== SUPPLIED MATERIAL

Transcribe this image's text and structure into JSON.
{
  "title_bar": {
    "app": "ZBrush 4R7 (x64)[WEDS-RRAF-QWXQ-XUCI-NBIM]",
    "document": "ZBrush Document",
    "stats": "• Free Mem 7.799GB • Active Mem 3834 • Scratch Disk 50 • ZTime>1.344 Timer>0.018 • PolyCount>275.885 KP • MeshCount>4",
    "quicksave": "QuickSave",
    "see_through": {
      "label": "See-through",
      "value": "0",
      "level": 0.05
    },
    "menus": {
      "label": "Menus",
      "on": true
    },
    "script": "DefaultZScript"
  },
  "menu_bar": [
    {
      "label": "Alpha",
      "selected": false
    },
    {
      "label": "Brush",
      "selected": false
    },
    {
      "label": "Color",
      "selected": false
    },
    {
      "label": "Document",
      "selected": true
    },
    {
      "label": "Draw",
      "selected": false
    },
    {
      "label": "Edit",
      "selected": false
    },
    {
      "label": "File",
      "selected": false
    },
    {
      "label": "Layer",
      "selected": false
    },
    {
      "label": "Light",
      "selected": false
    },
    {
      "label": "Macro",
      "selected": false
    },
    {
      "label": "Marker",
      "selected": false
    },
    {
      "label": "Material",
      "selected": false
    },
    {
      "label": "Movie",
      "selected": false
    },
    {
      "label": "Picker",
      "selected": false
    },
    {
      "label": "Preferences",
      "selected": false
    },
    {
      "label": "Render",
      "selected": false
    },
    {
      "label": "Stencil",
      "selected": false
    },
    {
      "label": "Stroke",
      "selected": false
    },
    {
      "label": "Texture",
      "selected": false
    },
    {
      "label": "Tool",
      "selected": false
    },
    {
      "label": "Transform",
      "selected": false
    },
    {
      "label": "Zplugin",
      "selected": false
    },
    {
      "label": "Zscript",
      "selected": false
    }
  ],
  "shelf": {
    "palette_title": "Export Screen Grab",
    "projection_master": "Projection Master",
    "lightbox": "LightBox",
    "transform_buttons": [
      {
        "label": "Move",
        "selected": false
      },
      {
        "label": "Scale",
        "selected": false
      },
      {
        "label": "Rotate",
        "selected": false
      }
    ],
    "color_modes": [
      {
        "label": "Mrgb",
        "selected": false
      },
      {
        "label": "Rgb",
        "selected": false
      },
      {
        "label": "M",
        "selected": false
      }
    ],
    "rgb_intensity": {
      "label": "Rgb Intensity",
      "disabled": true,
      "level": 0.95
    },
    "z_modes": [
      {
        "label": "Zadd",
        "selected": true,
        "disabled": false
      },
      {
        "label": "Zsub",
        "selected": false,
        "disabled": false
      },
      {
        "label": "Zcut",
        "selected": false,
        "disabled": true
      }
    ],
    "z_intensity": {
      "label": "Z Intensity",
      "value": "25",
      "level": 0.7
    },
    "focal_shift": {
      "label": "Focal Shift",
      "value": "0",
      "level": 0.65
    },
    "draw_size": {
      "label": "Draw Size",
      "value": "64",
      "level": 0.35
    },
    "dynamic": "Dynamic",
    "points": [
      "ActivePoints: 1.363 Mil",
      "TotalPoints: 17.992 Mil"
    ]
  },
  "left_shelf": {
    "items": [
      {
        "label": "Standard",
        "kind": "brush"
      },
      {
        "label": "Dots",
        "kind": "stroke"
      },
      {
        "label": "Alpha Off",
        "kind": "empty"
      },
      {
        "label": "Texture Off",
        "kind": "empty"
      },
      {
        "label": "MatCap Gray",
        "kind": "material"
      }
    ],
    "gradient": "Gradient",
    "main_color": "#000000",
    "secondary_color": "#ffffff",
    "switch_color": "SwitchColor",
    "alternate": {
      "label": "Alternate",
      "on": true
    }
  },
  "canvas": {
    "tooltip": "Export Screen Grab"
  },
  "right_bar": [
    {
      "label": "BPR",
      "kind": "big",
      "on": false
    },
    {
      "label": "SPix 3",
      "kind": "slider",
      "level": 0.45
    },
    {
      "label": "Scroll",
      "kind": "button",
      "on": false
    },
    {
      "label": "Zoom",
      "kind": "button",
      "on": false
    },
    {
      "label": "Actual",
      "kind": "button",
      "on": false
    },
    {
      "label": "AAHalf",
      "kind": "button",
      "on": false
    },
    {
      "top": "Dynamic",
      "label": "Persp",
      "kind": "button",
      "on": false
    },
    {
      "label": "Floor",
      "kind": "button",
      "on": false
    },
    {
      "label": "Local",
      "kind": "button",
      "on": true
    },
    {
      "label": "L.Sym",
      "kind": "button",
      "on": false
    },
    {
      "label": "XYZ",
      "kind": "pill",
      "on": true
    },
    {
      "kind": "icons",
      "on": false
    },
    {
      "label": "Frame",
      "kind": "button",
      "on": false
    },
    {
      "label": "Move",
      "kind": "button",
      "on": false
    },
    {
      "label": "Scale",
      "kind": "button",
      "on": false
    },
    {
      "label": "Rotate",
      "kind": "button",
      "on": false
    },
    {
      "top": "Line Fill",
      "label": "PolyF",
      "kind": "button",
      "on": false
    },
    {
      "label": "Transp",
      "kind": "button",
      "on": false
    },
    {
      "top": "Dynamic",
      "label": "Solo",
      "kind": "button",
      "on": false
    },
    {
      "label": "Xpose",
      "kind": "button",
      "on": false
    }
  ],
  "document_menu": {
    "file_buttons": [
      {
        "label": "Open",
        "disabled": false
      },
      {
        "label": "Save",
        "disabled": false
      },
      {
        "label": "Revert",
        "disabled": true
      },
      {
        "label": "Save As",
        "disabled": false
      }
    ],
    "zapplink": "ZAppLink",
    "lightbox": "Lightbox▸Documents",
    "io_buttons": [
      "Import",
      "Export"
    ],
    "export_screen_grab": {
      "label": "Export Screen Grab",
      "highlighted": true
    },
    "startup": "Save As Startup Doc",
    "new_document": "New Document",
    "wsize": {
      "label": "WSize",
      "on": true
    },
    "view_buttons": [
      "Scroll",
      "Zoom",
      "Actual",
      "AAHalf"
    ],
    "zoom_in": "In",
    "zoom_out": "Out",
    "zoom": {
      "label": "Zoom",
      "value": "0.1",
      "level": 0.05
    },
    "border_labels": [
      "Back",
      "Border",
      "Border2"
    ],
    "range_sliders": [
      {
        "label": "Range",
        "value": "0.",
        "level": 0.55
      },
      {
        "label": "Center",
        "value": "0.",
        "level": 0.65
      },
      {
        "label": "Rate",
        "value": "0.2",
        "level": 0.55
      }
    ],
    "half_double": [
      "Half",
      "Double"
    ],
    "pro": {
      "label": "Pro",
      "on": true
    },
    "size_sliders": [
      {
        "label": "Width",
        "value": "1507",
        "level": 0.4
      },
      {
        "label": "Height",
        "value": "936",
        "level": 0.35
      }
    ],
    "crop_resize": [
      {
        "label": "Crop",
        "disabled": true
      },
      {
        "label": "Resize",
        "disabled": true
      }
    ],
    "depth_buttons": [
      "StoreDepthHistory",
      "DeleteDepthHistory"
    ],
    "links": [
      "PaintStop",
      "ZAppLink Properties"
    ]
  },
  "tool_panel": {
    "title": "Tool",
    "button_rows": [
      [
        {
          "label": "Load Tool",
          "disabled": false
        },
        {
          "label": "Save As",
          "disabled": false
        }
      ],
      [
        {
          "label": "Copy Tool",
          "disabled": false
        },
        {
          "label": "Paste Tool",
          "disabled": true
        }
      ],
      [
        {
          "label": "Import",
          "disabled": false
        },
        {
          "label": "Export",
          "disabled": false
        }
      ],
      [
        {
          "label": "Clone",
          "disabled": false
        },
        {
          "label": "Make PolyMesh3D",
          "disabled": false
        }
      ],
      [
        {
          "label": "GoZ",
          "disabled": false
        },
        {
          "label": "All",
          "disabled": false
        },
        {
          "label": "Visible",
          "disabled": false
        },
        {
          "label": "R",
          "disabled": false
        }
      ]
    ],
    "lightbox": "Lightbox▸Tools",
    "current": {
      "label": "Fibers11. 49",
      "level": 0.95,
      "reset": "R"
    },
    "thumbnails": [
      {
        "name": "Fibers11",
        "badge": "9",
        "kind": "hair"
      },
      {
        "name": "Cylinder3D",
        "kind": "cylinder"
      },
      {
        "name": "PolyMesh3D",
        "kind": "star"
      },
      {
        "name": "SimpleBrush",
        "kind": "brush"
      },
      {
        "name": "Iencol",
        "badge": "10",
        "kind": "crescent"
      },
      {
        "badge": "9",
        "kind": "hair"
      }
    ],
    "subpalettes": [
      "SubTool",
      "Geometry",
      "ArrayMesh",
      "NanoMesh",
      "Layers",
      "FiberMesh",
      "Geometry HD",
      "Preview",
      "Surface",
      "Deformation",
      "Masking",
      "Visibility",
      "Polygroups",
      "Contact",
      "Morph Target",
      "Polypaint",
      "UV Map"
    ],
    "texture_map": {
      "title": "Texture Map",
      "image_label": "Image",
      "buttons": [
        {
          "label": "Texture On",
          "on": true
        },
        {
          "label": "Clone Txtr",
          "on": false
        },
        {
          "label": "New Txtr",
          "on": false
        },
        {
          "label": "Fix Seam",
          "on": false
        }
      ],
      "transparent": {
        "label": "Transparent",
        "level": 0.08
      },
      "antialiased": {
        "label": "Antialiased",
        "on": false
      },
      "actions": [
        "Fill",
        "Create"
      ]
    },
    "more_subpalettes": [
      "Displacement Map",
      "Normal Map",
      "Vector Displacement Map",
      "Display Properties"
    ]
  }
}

====

WHAT IS BEING ASKED: Going through the entries above, tally each line that has the word "lightbox". Answer with the number only.

THE OUTPUT: 3